### Extract provided:
* START *

Ian Schreiber has been in the video game industry since the year 2000, first as a programmer and then as a game designer. He has worked on eight published games, two textbooks, two free online courses in game design, and several other things he can’t talk about since he’s still under NDA. He has taught game design and development courses at a variety of colleges and universities. He is a proud father of an almost-two-year-old, whose favorite activities include talking on the phone, going to the zoo, playing iPad games, playing in the sand, and tucking her stuffed animals into bed, although her favorite “toys” by far are mommy and daddy. From this experience of seeing his child playing with an iPad, Ian shares four game design essentials with us on developing games for toddlers.

1. Design for a child’s hand and touch

If you actually make a distinction between finger-swipe and palm-swipe, and if your hit boxes aren’t really tolerant of near-misses, you’ll have a hard time convincing me that any kids tested your app before release. Most storybook apps are pretty good examples of how to do this once you get them started - any kind of finger or palm swipe to the left or right turns the page, plus there are buttons in the corners to flip pages if you touch them.

* END *

### Information provided:

* START *

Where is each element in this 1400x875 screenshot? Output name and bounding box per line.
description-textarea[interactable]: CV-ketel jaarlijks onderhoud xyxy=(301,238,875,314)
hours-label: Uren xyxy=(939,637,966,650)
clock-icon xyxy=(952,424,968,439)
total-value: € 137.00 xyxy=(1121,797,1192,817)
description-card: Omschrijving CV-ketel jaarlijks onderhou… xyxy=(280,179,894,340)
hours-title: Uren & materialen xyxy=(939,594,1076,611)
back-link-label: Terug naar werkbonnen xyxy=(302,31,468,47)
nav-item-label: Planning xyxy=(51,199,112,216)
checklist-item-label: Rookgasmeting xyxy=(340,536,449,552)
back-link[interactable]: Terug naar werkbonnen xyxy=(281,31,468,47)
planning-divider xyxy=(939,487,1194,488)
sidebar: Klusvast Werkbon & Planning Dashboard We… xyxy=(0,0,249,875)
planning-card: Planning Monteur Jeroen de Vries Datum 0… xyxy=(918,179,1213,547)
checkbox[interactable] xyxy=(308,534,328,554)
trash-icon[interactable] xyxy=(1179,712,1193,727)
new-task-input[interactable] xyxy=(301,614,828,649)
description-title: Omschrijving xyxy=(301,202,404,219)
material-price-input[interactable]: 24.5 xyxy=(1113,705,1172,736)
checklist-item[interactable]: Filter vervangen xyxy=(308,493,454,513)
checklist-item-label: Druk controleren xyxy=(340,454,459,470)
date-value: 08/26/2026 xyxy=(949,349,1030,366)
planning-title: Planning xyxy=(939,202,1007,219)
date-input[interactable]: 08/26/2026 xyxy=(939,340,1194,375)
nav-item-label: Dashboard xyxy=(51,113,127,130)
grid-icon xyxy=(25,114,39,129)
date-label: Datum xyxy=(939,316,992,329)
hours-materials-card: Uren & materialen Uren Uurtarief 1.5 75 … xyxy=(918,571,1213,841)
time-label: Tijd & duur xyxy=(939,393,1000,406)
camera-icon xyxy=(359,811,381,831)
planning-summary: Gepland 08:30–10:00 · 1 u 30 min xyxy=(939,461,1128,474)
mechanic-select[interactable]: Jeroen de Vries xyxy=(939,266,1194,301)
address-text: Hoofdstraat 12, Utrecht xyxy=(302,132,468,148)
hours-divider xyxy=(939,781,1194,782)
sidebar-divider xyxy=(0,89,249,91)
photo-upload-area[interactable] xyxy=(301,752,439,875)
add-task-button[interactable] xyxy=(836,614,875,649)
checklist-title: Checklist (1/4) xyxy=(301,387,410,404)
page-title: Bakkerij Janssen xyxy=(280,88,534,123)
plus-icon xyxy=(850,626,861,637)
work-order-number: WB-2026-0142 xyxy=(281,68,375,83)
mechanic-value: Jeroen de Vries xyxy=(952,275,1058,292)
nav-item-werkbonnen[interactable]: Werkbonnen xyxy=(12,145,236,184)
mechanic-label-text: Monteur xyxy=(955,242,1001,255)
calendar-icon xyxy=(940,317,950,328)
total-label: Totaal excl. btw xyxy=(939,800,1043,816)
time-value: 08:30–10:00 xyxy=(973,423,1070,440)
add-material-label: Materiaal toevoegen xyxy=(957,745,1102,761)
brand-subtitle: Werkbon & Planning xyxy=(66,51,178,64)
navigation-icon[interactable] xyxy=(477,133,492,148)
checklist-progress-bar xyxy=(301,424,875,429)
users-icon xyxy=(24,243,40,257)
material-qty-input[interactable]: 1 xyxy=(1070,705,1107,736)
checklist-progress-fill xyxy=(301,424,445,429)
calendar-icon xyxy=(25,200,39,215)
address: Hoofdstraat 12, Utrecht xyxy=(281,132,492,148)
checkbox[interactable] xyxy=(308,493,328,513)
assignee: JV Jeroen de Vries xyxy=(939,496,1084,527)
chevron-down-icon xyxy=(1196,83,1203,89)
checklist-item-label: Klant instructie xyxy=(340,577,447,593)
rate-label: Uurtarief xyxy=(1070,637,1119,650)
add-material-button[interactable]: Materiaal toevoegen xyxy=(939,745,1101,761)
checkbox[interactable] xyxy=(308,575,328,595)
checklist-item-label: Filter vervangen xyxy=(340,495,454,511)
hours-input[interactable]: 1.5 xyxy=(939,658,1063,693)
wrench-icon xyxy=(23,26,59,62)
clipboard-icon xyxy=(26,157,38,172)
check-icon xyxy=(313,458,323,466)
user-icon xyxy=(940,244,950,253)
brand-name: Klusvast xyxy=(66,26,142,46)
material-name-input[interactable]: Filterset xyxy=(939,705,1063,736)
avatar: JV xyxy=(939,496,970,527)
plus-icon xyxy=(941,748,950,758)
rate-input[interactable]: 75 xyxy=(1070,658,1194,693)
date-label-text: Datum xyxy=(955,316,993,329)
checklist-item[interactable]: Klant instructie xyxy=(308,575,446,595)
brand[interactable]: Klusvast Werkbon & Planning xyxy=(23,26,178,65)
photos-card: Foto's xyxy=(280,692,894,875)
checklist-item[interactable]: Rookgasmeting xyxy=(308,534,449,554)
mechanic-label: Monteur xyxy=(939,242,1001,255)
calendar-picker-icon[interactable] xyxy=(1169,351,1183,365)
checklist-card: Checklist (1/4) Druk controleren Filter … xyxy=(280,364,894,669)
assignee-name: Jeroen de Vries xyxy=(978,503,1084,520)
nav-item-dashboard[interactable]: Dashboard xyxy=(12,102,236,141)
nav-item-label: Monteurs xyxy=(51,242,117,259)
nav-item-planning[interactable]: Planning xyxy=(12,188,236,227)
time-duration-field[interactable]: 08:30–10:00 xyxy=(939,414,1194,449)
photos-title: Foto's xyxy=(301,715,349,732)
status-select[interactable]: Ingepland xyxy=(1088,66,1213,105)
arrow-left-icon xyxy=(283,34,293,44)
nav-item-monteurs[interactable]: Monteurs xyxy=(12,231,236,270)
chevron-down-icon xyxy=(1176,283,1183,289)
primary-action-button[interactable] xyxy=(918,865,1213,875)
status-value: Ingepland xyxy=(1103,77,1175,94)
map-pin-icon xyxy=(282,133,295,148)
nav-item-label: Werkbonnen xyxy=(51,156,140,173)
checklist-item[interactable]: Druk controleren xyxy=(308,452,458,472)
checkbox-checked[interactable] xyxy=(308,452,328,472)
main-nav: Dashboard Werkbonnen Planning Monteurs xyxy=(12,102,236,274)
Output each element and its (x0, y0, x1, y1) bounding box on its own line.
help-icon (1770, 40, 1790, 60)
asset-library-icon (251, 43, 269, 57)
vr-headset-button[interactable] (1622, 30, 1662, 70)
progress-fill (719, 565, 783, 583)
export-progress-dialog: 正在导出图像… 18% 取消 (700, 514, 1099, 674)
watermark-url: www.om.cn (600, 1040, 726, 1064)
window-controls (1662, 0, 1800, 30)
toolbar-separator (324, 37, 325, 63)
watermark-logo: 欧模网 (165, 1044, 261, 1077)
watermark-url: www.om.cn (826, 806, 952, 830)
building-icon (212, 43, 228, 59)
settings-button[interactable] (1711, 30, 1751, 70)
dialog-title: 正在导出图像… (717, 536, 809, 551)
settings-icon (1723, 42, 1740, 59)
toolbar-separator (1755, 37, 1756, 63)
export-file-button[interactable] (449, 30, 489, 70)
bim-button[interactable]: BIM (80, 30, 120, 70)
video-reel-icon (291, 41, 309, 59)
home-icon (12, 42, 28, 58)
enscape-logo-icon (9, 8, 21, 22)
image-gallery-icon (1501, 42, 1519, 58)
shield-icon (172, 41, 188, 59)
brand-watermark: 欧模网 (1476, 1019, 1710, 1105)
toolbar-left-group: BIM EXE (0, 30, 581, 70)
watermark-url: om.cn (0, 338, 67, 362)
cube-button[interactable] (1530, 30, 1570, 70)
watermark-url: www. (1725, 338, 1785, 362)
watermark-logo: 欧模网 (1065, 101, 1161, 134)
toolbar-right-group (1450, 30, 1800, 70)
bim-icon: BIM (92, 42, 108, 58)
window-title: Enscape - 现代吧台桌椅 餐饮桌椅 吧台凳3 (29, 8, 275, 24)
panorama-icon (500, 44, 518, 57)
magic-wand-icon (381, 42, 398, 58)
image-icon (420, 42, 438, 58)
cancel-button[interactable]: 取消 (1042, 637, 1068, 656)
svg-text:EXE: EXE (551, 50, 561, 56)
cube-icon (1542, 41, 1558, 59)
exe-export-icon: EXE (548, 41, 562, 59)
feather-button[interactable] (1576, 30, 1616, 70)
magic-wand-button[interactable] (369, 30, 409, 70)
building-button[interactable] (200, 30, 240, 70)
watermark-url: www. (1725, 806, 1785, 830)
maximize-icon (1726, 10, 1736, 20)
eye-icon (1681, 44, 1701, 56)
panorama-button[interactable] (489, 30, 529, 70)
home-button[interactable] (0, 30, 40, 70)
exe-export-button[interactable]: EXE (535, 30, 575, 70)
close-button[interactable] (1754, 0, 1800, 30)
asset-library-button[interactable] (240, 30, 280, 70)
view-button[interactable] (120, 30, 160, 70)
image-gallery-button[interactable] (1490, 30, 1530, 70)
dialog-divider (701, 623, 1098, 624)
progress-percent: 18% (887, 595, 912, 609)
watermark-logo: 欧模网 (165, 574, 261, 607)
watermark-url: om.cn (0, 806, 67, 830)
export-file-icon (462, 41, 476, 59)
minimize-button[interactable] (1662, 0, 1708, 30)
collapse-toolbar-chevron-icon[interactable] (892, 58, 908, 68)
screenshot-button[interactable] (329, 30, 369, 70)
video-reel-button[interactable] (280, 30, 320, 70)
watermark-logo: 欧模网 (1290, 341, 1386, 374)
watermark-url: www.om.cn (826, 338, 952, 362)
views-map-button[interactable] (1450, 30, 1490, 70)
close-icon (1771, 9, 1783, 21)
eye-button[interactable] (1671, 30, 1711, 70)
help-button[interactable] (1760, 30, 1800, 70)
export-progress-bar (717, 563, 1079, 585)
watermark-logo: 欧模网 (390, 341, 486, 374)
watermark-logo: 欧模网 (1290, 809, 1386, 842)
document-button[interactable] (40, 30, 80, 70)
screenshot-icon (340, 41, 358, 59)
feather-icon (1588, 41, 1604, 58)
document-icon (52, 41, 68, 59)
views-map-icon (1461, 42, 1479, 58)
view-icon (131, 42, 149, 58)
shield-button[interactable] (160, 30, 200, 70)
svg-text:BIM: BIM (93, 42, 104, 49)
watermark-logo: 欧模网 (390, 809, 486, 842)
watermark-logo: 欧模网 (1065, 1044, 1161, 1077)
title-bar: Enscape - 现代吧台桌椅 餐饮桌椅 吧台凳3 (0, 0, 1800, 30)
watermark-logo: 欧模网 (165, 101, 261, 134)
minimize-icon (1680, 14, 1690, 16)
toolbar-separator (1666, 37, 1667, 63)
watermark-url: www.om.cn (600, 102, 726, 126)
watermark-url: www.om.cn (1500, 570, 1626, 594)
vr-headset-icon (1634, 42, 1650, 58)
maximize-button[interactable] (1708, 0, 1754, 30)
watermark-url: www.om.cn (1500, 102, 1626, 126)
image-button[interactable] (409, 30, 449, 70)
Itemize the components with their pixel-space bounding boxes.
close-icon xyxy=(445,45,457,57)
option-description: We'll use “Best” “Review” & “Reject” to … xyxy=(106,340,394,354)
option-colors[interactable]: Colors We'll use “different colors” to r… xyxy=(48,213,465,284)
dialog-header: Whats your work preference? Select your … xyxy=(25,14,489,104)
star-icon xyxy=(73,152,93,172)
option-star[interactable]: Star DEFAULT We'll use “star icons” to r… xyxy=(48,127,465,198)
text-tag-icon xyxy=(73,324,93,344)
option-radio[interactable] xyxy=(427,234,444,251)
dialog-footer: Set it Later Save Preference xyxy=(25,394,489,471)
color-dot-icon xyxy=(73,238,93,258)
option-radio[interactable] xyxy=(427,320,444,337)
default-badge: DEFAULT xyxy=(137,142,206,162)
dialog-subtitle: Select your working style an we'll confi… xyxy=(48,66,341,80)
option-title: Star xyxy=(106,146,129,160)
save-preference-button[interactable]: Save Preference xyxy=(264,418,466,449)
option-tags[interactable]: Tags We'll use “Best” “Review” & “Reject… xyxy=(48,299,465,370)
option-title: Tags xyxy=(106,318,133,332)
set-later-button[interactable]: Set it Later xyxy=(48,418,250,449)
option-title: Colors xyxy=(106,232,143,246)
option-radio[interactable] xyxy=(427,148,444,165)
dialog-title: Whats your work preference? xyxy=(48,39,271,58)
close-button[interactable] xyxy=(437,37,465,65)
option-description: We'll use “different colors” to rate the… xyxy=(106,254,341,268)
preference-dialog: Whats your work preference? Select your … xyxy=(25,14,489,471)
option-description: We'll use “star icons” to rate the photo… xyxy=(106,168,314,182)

* END *

### Problems to solve:
1. Quote the passage from the toddler game design article starting with "1. Design for" and going on through "you touch them.".
2. Write what comes next in the article on designing games for toddlers, picking up after its final sentence.
The records have nothing to do with the text about designing games for toddlers.

### Answers for the exercise:
1.
1. Design for a child’s hand and touch

If you actually make a distinction between finger-swipe and palm-swipe, and if your hit boxes aren’t really tolerant of near-misses, you’ll have a hard time convincing me that any kids tested your app before release. Most storybook apps are pretty good examples of how to do this once you get them started - any kind of finger or palm swipe to the left or right turns the page, plus there are buttons in the corners to flip pages if you touch them.

2.
2. Avoid having loading screens

Is there really a reason or need to have several gigabytes of 3D animations in a kids' game?
Is there really a reason or need to have several gigabytes of 3D animations in a kids’ game?

If your loading screen takes more than a second or two, my kid will think your app is broken. She doesn’t understand the concept of loading screens, but she knows how to hit the button to get out of your app and pick something else. If your game is aimed at young kids, just how much complexity do you want to have in there?

I suggest two ways of testing your loading screen. One is to set an actual metric goal, like half a second or less from startup to full load, and then you would just measure it. The other would be to test with actual young children, give them an iPad, have their parents guide their finger to touch your app in order to open it, and see what the kid does from there. I recommend you test with some kids who have iPads at home, so they know how to hit the button to exit an app when they get bored.

The trick is to not have loading screens of any noticeable duration in the first place. Most kids’ apps don’t particularly need to be all that complicated, they should not have a massive memory footprint or CPU requirements in the vast majority of cases. I assume any app that is running into long loading screens is either not (completely) optimized (i.e. the programmers were incredibly lazy with memory allocation or the use of inefficient graphics algorithms) or else it contains far too many assets for its own good.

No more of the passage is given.